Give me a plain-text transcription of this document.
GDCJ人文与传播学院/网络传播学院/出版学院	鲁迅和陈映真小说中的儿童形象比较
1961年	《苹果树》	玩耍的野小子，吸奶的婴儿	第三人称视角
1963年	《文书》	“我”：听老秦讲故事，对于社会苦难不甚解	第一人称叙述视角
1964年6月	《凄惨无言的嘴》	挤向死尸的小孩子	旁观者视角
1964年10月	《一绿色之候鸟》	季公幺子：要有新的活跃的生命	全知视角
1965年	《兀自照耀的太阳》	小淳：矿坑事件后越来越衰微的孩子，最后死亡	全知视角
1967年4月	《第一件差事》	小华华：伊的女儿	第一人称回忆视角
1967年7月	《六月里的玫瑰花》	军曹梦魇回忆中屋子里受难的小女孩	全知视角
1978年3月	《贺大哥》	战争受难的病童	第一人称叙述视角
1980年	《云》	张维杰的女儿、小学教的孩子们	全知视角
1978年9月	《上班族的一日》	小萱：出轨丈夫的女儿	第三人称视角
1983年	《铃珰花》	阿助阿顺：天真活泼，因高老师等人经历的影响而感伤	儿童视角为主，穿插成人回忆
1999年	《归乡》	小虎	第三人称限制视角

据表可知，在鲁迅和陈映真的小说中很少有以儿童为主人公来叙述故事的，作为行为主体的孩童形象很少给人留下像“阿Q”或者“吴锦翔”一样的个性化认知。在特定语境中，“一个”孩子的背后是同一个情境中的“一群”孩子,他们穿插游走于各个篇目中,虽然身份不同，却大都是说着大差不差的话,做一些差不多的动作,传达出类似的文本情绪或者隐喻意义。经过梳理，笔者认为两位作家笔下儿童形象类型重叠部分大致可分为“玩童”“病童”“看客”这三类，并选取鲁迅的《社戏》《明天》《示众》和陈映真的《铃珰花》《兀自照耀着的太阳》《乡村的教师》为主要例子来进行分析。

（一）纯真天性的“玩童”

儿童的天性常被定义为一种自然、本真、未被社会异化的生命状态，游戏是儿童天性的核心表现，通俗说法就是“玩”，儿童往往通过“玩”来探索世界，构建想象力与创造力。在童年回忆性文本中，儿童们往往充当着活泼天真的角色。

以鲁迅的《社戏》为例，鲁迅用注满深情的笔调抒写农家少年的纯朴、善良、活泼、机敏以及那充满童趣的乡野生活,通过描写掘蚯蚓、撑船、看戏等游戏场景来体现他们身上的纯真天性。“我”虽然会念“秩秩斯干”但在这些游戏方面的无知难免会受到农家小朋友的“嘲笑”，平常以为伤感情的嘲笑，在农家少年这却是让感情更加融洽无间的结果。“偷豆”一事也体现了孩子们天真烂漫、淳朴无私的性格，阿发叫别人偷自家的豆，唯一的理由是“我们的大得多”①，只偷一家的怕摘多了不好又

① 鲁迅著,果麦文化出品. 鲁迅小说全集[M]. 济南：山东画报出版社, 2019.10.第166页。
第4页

◆ REQUIREMENT ◆
Copy the material above verbatim.

◆ FINISHED TASK ◆
Give me a plain-text transcription of this document.
GDCJ人文与传播学院/网络传播学院/出版学院	鲁迅和陈映真小说中的儿童形象比较
1961年	《苹果树》	玩耍的野小子，吸奶的婴儿	第三人称视角
1963年	《文书》	“我”：听老秦讲故事，对于社会苦难不甚解	第一人称叙述视角
1964年6月	《凄惨无言的嘴》	挤向死尸的小孩子	旁观者视角
1964年10月	《一绿色之候鸟》	季公幺子：要有新的活跃的生命	全知视角
1965年	《兀自照耀的太阳》	小淳：矿坑事件后越来越衰微的孩子，最后死亡	全知视角
1967年4月	《第一件差事》	小华华：伊的女儿	第一人称回忆视角
1967年7月	《六月里的玫瑰花》	军曹梦魇回忆中屋子里受难的小女孩	全知视角
1978年3月	《贺大哥》	战争受难的病童	第一人称叙述视角
1980年	《云》	张维杰的女儿、小学教的孩子们	全知视角
1978年9月	《上班族的一日》	小萱：出轨丈夫的女儿	第三人称视角
1983年	《铃珰花》	阿助阿顺：天真活泼，因高老师等人经历的影响而感伤	儿童视角为主，穿插成人回忆
1999年	《归乡》	小虎	第三人称限制视角

据表可知，在鲁迅和陈映真的小说中很少有以儿童为主人公来叙述故事的，作为行为主体的孩童形象很少给人留下像“阿Q”或者“吴锦翔”一样的个性化认知。在特定语境中，“一个”孩子的背后是同一个情境中的“一群”孩子,他们穿插游走于各个篇目中,虽然身份不同，却大都是说着大差不差的话,做一些差不多的动作,传达出类似的文本情绪或者隐喻意义。经过梳理，笔者认为两位作家笔下儿童形象类型重叠部分大致可分为“玩童”“病童”“看客”这三类，并选取鲁迅的《社戏》《明天》《示众》和陈映真的《铃珰花》《兀自照耀着的太阳》《乡村的教师》为主要例子来进行分析。

（一）纯真天性的“玩童”

儿童的天性常被定义为一种自然、本真、未被社会异化的生命状态，游戏是儿童天性的核心表现，通俗说法就是“玩”，儿童往往通过“玩”来探索世界，构建想象力与创造力。在童年回忆性文本中，儿童们往往充当着活泼天真的角色。

以鲁迅的《社戏》为例，鲁迅用注满深情的笔调抒写农家少年的纯朴、善良、活泼、机敏以及那充满童趣的乡野生活,通过描写掘蚯蚓、撑船、看戏等游戏场景来体现他们身上的纯真天性。“我”虽然会念“秩秩斯干”但在这些游戏方面的无知难免会受到农家小朋友的“嘲笑”，平常以为伤感情的嘲笑，在农家少年这却是让感情更加融洽无间的结果。“偷豆”一事也体现了孩子们天真烂漫、淳朴无私的性格，阿发叫别人偷自家的豆，唯一的理由是“我们的大得多”①，只偷一家的怕摘多了不好又

① 鲁迅著,果麦文化出品. 鲁迅小说全集[M]. 济南：山东画报出版社, 2019.10.第166页。
第4页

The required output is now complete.